Exercise aim: Copy down all of the data underneath, exactly as shown.

Figure dataset records:
========

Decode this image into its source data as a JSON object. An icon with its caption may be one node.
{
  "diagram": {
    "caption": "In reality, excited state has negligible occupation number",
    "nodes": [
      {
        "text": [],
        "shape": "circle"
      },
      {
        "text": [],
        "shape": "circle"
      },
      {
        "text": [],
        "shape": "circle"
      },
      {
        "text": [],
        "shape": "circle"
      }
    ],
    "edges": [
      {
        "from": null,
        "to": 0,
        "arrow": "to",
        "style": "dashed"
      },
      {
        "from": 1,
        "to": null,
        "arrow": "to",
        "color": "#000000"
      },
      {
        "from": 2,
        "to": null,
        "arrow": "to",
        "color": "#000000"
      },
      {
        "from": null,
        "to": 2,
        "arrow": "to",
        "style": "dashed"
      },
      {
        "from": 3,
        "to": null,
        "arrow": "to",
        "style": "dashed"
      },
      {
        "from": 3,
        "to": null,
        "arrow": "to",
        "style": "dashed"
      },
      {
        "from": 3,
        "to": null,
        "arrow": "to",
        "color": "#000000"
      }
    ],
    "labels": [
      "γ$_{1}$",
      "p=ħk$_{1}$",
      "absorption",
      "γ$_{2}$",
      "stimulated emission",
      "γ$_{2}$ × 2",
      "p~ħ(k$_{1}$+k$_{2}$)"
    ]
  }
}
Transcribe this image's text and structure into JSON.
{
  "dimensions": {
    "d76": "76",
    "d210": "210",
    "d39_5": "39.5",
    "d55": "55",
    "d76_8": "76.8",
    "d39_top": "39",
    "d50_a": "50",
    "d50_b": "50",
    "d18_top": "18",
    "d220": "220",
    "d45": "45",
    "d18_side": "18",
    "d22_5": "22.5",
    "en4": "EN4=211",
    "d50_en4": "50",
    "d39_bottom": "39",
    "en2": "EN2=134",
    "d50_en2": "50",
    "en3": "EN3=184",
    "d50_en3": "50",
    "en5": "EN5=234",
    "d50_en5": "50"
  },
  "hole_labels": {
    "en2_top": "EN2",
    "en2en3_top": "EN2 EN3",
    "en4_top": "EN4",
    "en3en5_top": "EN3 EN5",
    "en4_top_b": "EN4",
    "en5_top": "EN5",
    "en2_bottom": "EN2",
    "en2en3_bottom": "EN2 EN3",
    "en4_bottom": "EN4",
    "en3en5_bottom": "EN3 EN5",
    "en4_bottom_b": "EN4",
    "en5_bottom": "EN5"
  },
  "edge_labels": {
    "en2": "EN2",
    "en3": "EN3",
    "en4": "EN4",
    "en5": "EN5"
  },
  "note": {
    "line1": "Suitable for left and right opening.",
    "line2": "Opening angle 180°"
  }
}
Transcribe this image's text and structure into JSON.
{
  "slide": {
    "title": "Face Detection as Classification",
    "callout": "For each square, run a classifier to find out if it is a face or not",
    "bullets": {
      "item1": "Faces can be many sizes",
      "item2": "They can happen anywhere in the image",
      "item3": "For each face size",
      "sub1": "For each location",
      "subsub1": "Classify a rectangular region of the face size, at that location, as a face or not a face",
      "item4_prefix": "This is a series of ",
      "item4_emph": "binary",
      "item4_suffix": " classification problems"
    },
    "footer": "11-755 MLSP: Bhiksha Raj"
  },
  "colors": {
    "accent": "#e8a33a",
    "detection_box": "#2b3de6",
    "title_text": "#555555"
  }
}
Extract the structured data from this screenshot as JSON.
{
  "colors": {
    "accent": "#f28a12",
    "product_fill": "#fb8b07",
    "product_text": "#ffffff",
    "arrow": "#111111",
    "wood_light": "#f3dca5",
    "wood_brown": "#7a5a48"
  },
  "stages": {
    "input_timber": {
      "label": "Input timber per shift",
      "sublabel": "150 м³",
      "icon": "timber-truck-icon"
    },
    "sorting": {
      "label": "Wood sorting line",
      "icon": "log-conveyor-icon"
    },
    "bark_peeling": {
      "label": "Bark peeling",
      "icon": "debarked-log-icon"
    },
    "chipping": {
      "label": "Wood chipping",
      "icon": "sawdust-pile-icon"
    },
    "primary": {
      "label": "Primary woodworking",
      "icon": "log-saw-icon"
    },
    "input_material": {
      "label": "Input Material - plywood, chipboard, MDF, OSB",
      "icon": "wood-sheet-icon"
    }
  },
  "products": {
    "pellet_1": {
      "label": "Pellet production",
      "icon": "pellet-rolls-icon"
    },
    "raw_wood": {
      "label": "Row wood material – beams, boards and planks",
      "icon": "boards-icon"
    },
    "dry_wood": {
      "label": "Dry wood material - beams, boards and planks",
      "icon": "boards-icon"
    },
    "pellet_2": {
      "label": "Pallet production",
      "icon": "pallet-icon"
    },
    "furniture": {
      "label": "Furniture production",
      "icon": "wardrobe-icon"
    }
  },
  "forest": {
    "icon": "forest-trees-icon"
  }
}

========

Solution for this task:
Decode this image into its source data as a JSON object. An icon with its caption may be one node.
{
  "diagram": {
    "caption": "In reality, excited state has negligible occupation number",
    "nodes": [
      {
        "text": [],
        "shape": "circle"
      },
      {
        "text": [],
        "shape": "circle"
      },
      {
        "text": [],
        "shape": "circle"
      },
      {
        "text": [],
        "shape": "circle"
      }
    ],
    "edges": [
      {
        "from": null,
        "to": 0,
        "arrow": "to",
        "style": "dashed"
      },
      {
        "from": 1,
        "to": null,
        "arrow": "to",
        "color": "#000000"
      },
      {
        "from": 2,
        "to": null,
        "arrow": "to",
        "color": "#000000"
      },
      {
        "from": null,
        "to": 2,
        "arrow": "to",
        "style": "dashed"
      },
      {
        "from": 3,
        "to": null,
        "arrow": "to",
        "style": "dashed"
      },
      {
        "from": 3,
        "to": null,
        "arrow": "to",
        "style": "dashed"
      },
      {
        "from": 3,
        "to": null,
        "arrow": "to",
        "color": "#000000"
      }
    ],
    "labels": [
      "γ$_{1}$",
      "p=ħk$_{1}$",
      "absorption",
      "γ$_{2}$",
      "stimulated emission",
      "γ$_{2}$ × 2",
      "p~ħ(k$_{1}$+k$_{2}$)"
    ]
  }
}
Transcribe this image's text and structure into JSON.
{
  "dimensions": {
    "d76": "76",
    "d210": "210",
    "d39_5": "39.5",
    "d55": "55",
    "d76_8": "76.8",
    "d39_top": "39",
    "d50_a": "50",
    "d50_b": "50",
    "d18_top": "18",
    "d220": "220",
    "d45": "45",
    "d18_side": "18",
    "d22_5": "22.5",
    "en4": "EN4=211",
    "d50_en4": "50",
    "d39_bottom": "39",
    "en2": "EN2=134",
    "d50_en2": "50",
    "en3": "EN3=184",
    "d50_en3": "50",
    "en5": "EN5=234",
    "d50_en5": "50"
  },
  "hole_labels": {
    "en2_top": "EN2",
    "en2en3_top": "EN2 EN3",
    "en4_top": "EN4",
    "en3en5_top": "EN3 EN5",
    "en4_top_b": "EN4",
    "en5_top": "EN5",
    "en2_bottom": "EN2",
    "en2en3_bottom": "EN2 EN3",
    "en4_bottom": "EN4",
    "en3en5_bottom": "EN3 EN5",
    "en4_bottom_b": "EN4",
    "en5_bottom": "EN5"
  },
  "edge_labels": {
    "en2": "EN2",
    "en3": "EN3",
    "en4": "EN4",
    "en5": "EN5"
  },
  "note": {
    "line1": "Suitable for left and right opening.",
    "line2": "Opening angle 180°"
  }
}
Transcribe this image's text and structure into JSON.
{
  "slide": {
    "title": "Face Detection as Classification",
    "callout": "For each square, run a classifier to find out if it is a face or not",
    "bullets": {
      "item1": "Faces can be many sizes",
      "item2": "They can happen anywhere in the image",
      "item3": "For each face size",
      "sub1": "For each location",
      "subsub1": "Classify a rectangular region of the face size, at that location, as a face or not a face",
      "item4_prefix": "This is a series of ",
      "item4_emph": "binary",
      "item4_suffix": " classification problems"
    },
    "footer": "11-755 MLSP: Bhiksha Raj"
  },
  "colors": {
    "accent": "#e8a33a",
    "detection_box": "#2b3de6",
    "title_text": "#555555"
  }
}
Extract the structured data from this screenshot as JSON.
{
  "colors": {
    "accent": "#f28a12",
    "product_fill": "#fb8b07",
    "product_text": "#ffffff",
    "arrow": "#111111",
    "wood_light": "#f3dca5",
    "wood_brown": "#7a5a48"
  },
  "stages": {
    "input_timber": {
      "label": "Input timber per shift",
      "sublabel": "150 м³",
      "icon": "timber-truck-icon"
    },
    "sorting": {
      "label": "Wood sorting line",
      "icon": "log-conveyor-icon"
    },
    "bark_peeling": {
      "label": "Bark peeling",
      "icon": "debarked-log-icon"
    },
    "chipping": {
      "label": "Wood chipping",
      "icon": "sawdust-pile-icon"
    },
    "primary": {
      "label": "Primary woodworking",
      "icon": "log-saw-icon"
    },
    "input_material": {
      "label": "Input Material - plywood, chipboard, MDF, OSB",
      "icon": "wood-sheet-icon"
    }
  },
  "products": {
    "pellet_1": {
      "label": "Pellet production",
      "icon": "pellet-rolls-icon"
    },
    "raw_wood": {
      "label": "Row wood material – beams, boards and planks",
      "icon": "boards-icon"
    },
    "dry_wood": {
      "label": "Dry wood material - beams, boards and planks",
      "icon": "boards-icon"
    },
    "pellet_2": {
      "label": "Pallet production",
      "icon": "pallet-icon"
    },
    "furniture": {
      "label": "Furniture production",
      "icon": "wardrobe-icon"
    }
  },
  "forest": {
    "icon": "forest-trees-icon"
  }
}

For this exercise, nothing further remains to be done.